» **INSTRUCTIONS FOR THE TASK**: Where a line contains the string "地址访问服务", copy that line.

» **MATERIAL SHOWN**:
....

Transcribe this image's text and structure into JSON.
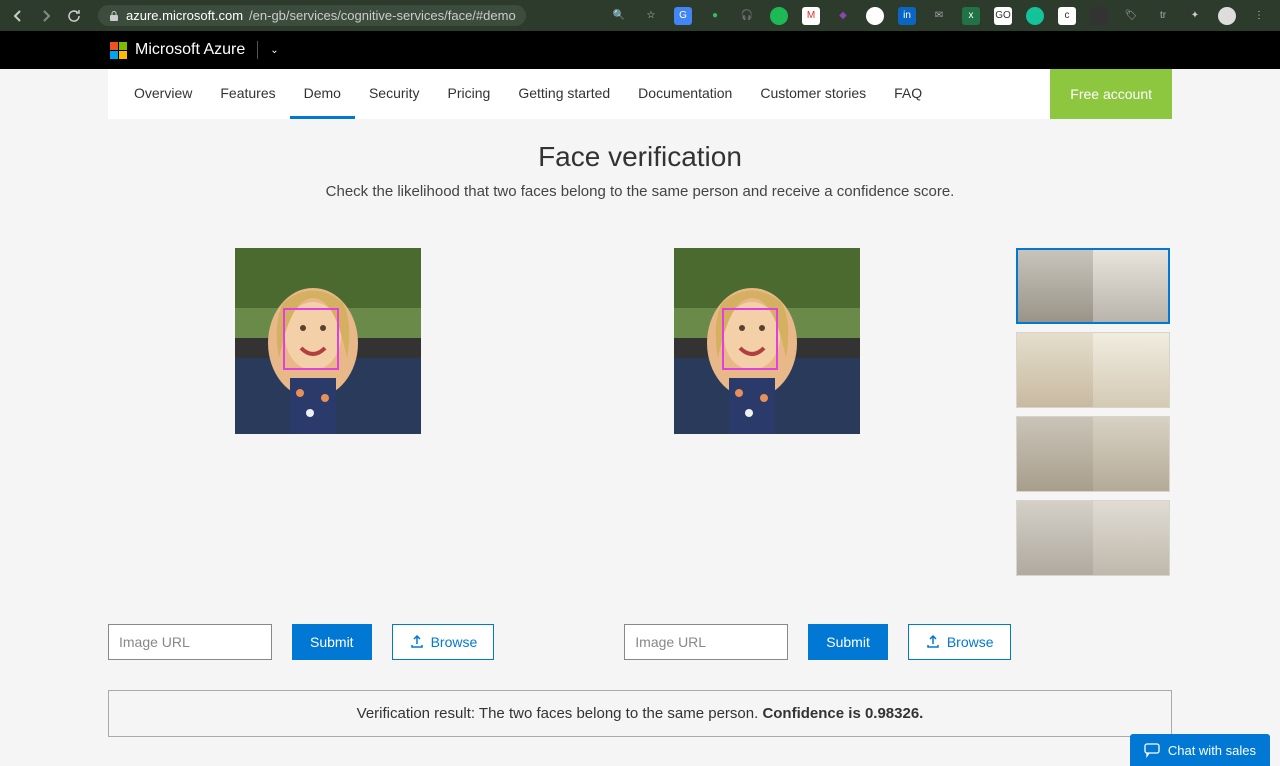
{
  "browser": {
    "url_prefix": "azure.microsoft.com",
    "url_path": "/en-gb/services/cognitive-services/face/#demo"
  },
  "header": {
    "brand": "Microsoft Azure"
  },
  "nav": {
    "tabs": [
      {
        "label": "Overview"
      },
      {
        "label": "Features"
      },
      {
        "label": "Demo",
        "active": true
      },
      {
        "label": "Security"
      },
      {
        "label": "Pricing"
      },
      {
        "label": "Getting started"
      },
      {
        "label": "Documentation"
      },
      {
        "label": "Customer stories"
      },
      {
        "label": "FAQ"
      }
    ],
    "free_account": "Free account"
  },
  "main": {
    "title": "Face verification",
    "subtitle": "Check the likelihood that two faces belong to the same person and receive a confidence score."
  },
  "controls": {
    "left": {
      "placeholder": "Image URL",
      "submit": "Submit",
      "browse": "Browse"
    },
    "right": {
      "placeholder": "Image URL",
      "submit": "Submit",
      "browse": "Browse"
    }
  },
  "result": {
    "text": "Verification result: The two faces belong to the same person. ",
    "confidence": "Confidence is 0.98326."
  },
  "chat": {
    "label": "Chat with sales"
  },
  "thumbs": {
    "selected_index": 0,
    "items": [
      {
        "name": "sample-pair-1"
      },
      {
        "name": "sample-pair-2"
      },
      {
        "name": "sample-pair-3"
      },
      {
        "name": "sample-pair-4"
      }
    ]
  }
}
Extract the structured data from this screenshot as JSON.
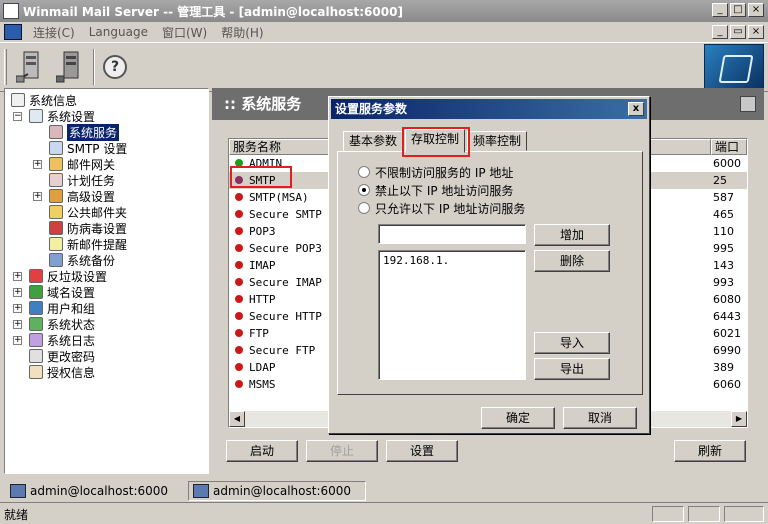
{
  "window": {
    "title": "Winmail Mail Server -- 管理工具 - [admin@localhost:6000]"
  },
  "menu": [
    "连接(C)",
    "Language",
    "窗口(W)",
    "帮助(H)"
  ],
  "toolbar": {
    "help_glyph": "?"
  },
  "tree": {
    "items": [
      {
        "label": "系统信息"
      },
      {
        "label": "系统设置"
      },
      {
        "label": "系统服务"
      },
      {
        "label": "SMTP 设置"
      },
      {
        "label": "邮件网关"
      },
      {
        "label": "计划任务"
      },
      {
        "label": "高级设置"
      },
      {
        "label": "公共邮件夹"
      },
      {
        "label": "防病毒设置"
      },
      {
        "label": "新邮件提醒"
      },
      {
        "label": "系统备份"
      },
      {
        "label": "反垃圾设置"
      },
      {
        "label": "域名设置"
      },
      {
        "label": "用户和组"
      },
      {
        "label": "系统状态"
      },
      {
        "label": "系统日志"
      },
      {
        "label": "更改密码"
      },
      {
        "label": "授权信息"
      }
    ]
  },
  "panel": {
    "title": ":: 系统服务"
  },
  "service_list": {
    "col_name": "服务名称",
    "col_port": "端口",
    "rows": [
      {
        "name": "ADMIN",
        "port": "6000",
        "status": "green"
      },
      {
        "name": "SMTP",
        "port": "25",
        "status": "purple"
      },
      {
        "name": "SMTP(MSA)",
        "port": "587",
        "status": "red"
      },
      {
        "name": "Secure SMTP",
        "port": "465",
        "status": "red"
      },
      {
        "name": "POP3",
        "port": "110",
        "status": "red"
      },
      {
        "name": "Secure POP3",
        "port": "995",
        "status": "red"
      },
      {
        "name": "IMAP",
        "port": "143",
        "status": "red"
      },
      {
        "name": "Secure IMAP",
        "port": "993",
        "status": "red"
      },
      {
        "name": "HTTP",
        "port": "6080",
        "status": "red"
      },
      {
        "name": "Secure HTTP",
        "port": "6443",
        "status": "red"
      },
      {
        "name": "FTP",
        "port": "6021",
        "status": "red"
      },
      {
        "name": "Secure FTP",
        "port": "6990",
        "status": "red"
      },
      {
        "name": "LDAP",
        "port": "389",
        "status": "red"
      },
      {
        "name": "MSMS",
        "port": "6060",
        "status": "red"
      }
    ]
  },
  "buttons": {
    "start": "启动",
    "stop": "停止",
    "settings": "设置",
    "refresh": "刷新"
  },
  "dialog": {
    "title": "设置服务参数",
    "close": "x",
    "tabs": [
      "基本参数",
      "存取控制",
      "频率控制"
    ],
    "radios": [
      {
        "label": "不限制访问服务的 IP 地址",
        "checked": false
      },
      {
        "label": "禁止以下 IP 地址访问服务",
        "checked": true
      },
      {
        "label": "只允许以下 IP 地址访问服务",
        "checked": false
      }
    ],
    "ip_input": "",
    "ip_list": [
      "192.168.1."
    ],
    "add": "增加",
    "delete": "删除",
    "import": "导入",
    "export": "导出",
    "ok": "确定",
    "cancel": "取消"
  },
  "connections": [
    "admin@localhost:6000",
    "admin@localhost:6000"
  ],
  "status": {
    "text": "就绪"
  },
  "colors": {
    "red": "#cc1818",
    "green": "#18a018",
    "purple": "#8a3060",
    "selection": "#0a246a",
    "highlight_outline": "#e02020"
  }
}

....

» **REPLY TO THE EXERCISE**:
        "label": "禁止以下 IP 地址访问服务",
        "label": "只允许以下 IP 地址访问服务",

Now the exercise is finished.